(Saved entries)

- - - - - - -

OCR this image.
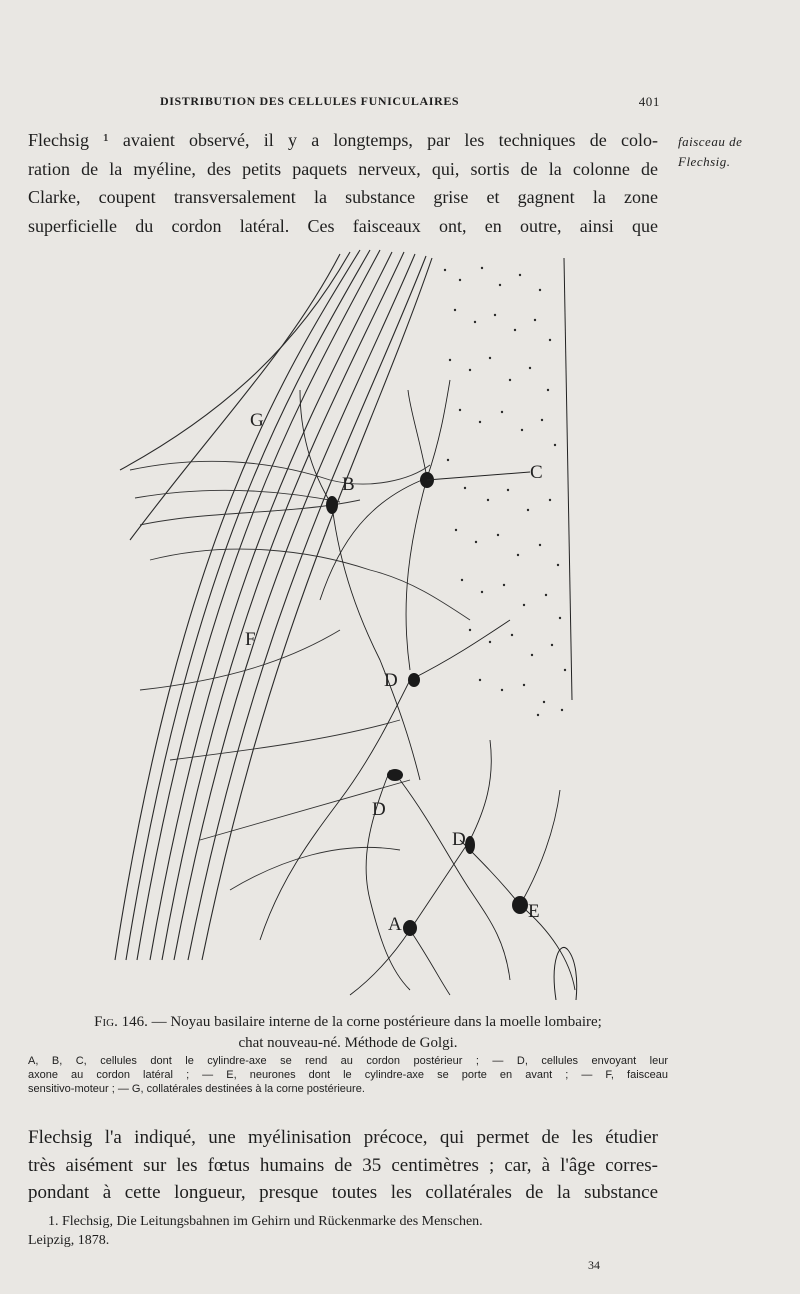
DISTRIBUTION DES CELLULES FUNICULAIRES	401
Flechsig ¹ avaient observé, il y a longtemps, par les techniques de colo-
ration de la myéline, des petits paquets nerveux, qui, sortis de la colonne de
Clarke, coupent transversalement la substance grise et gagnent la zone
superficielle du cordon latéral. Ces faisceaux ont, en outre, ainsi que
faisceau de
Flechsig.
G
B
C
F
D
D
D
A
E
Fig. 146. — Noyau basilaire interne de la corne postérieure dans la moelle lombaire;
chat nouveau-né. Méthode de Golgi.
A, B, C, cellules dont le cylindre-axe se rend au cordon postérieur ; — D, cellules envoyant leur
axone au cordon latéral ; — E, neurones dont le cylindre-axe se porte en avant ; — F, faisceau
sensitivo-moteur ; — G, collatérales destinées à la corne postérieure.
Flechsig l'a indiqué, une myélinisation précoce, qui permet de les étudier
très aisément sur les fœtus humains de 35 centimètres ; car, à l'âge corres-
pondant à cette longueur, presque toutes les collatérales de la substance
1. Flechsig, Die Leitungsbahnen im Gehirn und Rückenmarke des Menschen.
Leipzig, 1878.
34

- - - - - - -

= What you have to do =
Transcribe the entries above verbatim, omitting their pictures.

= The solution =
OCR this image.
DISTRIBUTION DES CELLULES FUNICULAIRES	401
Flechsig ¹ avaient observé, il y a longtemps, par les techniques de colo-
ration de la myéline, des petits paquets nerveux, qui, sortis de la colonne de
Clarke, coupent transversalement la substance grise et gagnent la zone
superficielle du cordon latéral. Ces faisceaux ont, en outre, ainsi que
faisceau de
Flechsig.
G
B
C
F
D
D
D
A
E
Fig. 146. — Noyau basilaire interne de la corne postérieure dans la moelle lombaire;
chat nouveau-né. Méthode de Golgi.
A, B, C, cellules dont le cylindre-axe se rend au cordon postérieur ; — D, cellules envoyant leur
axone au cordon latéral ; — E, neurones dont le cylindre-axe se porte en avant ; — F, faisceau
sensitivo-moteur ; — G, collatérales destinées à la corne postérieure.
Flechsig l'a indiqué, une myélinisation précoce, qui permet de les étudier
très aisément sur les fœtus humains de 35 centimètres ; car, à l'âge corres-
pondant à cette longueur, presque toutes les collatérales de la substance
1. Flechsig, Die Leitungsbahnen im Gehirn und Rückenmarke des Menschen.
Leipzig, 1878.
34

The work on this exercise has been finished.